THE REQUEST
Return every line of the data below that includes the string "color".

## Start

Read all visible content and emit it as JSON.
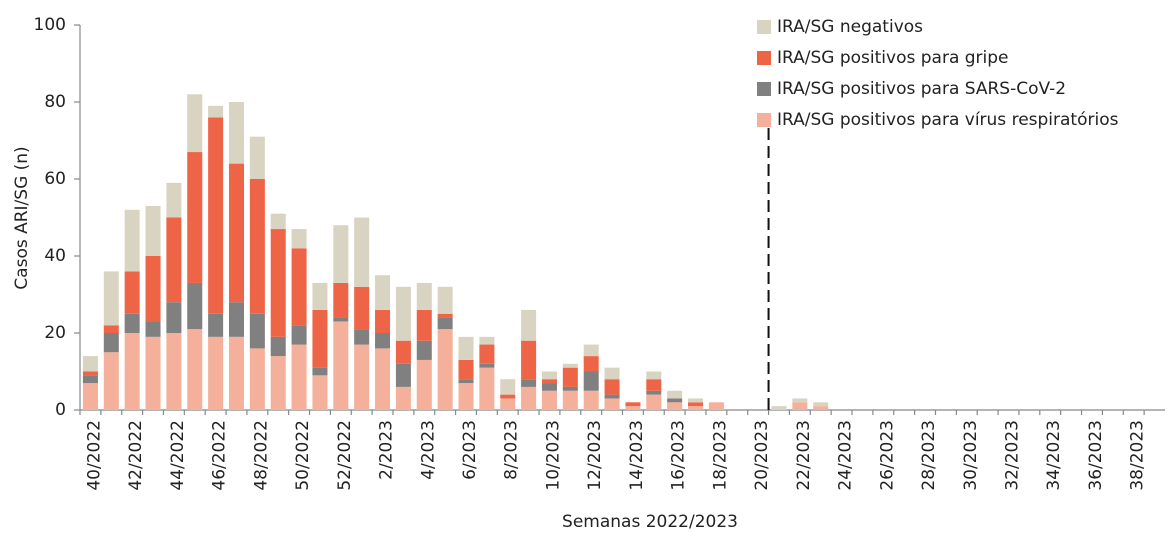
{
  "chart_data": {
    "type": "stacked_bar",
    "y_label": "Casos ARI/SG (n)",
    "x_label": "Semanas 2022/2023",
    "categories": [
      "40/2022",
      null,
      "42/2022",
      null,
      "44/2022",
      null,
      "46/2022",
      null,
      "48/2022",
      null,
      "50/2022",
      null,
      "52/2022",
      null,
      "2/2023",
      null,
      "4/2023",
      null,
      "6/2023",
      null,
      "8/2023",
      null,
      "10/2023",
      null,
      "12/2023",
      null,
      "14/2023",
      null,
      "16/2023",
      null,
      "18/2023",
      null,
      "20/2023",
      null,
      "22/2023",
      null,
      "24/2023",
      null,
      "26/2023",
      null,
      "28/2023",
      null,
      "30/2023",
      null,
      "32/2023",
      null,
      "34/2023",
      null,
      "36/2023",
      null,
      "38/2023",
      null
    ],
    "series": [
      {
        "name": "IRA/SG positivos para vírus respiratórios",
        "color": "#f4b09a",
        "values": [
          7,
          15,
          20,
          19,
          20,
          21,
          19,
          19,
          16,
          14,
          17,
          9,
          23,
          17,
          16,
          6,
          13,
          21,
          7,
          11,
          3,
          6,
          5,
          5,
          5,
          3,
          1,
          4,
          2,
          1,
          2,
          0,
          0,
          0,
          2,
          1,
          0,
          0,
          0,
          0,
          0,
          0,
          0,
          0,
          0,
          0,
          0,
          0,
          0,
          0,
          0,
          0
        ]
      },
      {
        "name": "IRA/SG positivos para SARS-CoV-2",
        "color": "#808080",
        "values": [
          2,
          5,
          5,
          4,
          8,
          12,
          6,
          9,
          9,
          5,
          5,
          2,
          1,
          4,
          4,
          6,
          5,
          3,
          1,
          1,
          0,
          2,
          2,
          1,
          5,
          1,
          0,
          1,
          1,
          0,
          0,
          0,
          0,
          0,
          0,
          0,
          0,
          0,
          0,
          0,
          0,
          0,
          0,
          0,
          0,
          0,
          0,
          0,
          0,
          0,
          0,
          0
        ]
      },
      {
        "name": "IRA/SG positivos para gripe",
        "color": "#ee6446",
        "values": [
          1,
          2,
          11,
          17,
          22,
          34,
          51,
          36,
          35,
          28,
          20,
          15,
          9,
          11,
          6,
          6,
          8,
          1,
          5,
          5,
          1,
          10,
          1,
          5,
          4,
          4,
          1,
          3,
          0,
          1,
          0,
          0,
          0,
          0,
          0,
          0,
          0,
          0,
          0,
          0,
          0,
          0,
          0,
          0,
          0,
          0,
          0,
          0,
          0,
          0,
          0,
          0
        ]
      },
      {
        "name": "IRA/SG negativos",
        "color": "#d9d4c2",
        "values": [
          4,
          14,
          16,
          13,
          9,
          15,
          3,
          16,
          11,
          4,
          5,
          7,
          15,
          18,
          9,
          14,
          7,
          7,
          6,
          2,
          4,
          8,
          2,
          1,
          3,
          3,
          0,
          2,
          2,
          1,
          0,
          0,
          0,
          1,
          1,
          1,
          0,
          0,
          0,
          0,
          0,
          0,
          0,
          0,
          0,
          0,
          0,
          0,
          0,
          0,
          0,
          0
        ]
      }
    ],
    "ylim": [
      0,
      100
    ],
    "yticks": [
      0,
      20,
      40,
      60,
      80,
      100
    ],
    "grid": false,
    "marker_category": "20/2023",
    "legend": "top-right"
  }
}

## End
## Start

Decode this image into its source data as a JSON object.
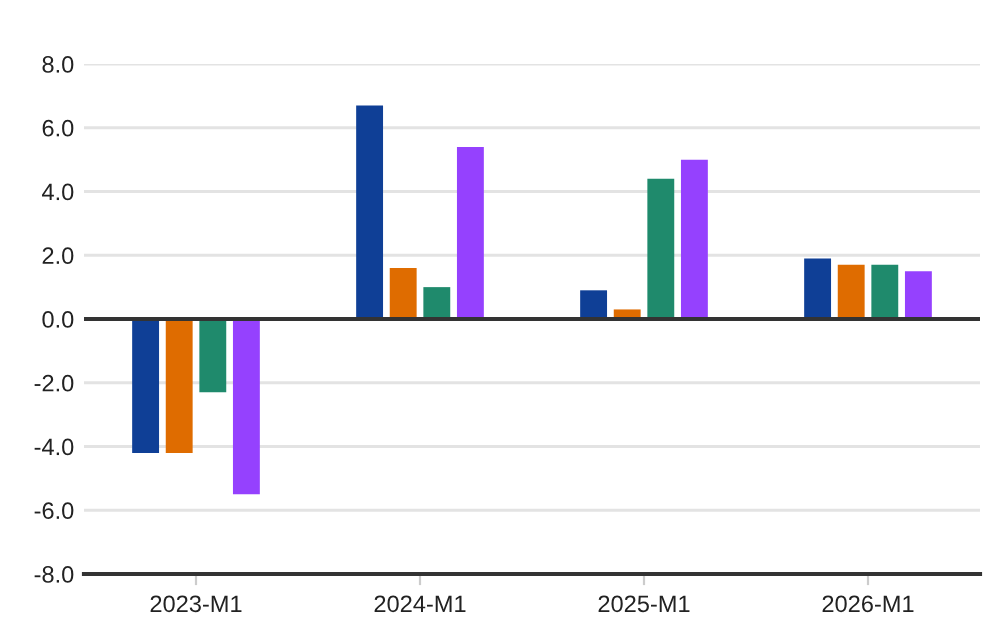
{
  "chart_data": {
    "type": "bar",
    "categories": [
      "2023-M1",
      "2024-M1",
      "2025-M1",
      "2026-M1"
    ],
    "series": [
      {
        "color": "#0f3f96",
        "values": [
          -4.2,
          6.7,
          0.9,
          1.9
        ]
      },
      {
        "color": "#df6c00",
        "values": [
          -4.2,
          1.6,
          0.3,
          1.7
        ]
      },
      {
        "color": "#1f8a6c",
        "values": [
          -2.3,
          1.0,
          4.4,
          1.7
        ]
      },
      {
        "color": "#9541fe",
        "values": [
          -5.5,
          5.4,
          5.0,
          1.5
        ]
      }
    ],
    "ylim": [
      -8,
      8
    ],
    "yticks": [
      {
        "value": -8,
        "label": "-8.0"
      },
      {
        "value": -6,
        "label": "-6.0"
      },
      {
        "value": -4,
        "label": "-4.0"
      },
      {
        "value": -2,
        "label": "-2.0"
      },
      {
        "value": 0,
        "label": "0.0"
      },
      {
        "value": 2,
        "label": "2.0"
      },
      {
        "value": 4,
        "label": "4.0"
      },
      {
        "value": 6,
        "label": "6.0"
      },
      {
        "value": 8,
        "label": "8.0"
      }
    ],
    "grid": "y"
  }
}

## End

FINAL RESULT
        "color": "#f4b09a",
        "color": "#808080",
        "color": "#ee6446",
        "color": "#d9d4c2",
        "color": "#0f3f96",
        "color": "#df6c00",
        "color": "#1f8a6c",
        "color": "#9541fe",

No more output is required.